Look through the records that follow. Copy every line containing the word "text".

## Data records
------------------------------------------------
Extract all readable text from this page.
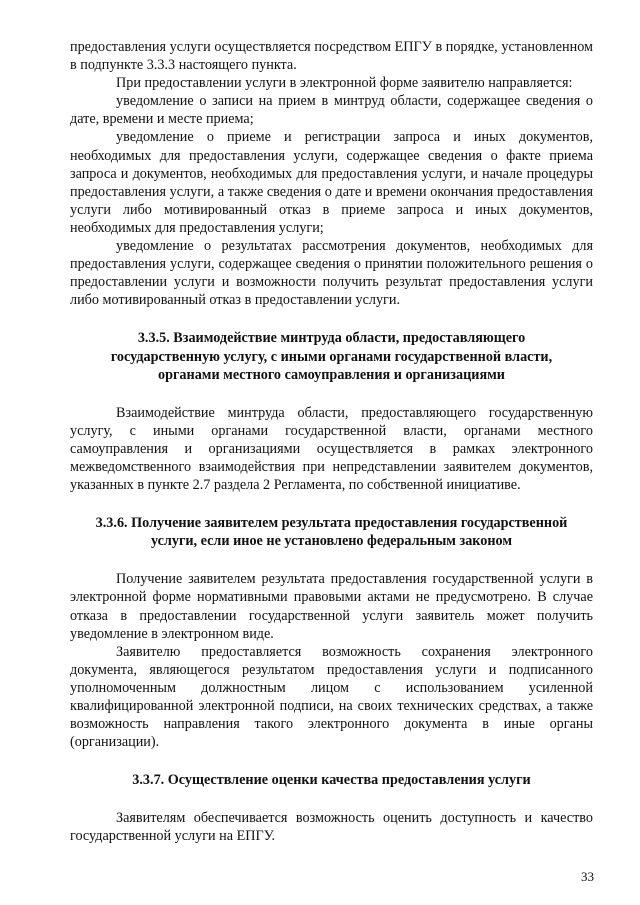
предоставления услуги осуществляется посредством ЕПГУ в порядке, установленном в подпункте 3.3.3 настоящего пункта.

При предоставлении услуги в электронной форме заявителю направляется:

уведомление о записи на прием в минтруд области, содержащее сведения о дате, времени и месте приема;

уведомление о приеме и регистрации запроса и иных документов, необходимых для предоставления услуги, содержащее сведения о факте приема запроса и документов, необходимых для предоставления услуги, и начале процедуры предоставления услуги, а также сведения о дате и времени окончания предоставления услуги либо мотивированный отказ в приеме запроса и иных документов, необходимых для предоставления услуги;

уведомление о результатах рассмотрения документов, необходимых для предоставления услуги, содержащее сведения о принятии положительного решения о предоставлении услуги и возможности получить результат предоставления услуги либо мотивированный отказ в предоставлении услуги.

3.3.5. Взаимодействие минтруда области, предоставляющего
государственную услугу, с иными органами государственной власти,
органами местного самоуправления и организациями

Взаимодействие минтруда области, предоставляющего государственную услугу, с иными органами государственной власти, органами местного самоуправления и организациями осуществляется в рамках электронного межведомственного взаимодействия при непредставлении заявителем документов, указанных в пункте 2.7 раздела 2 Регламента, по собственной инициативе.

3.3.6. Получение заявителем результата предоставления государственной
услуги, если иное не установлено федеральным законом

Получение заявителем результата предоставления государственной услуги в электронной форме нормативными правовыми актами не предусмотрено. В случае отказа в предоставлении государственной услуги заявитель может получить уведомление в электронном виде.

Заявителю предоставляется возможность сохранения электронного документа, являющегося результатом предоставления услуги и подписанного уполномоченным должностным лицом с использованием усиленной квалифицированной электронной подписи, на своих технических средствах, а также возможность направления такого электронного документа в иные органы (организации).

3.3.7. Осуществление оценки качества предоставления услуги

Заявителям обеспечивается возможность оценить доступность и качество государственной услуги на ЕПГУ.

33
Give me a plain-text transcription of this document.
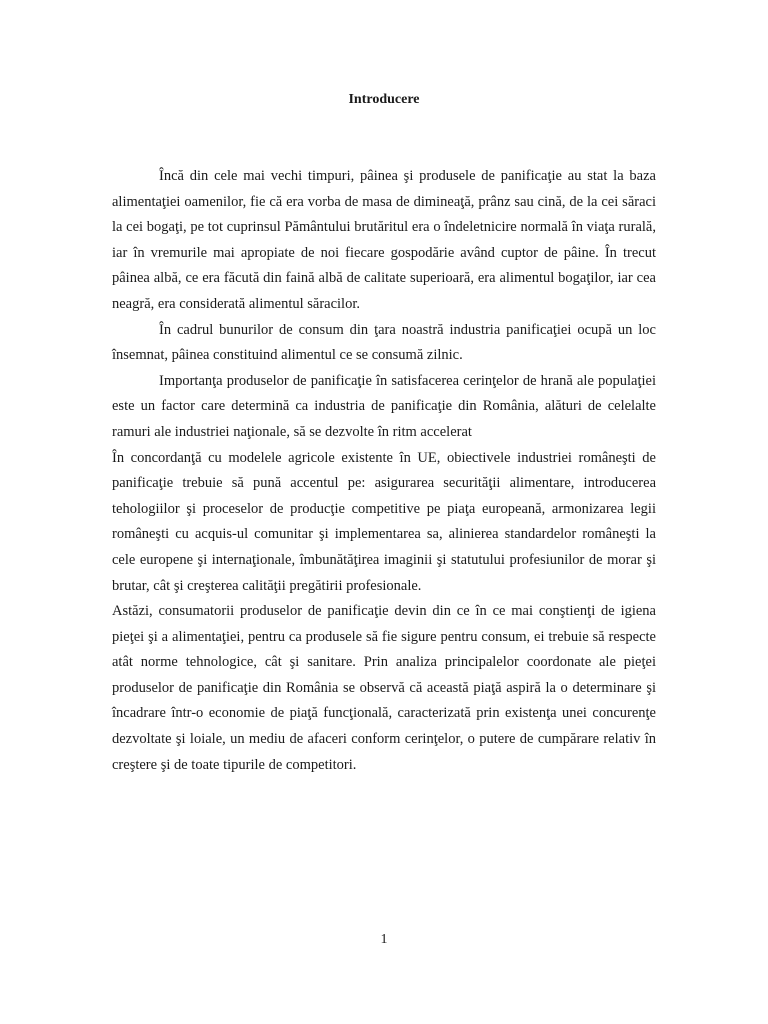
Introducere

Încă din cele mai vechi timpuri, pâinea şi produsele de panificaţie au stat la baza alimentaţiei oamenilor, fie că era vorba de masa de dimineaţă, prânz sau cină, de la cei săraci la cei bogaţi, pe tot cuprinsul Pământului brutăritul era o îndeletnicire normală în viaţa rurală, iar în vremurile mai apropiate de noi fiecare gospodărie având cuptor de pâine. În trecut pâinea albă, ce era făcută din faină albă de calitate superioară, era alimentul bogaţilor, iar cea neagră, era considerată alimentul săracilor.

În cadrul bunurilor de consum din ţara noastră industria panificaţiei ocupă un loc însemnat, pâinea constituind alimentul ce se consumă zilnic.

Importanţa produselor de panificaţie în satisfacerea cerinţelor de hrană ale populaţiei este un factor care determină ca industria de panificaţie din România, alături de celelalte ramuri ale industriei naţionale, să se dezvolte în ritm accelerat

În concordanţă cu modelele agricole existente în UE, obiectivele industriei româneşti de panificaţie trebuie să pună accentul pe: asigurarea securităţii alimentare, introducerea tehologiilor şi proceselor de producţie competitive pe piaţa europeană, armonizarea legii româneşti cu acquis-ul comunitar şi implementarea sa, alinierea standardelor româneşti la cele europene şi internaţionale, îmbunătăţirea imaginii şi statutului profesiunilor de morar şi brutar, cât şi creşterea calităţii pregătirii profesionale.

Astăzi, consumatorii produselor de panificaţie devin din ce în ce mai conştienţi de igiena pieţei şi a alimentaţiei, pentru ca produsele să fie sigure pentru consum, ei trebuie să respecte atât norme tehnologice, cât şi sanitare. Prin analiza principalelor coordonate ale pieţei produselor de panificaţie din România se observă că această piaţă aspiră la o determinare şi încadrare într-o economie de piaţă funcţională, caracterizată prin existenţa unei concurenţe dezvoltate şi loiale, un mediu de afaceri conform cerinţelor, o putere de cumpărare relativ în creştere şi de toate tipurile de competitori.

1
------------------------------------------------
## Answer for the task
Extract all readable text from this page.
Give me a plain-text transcription of this document.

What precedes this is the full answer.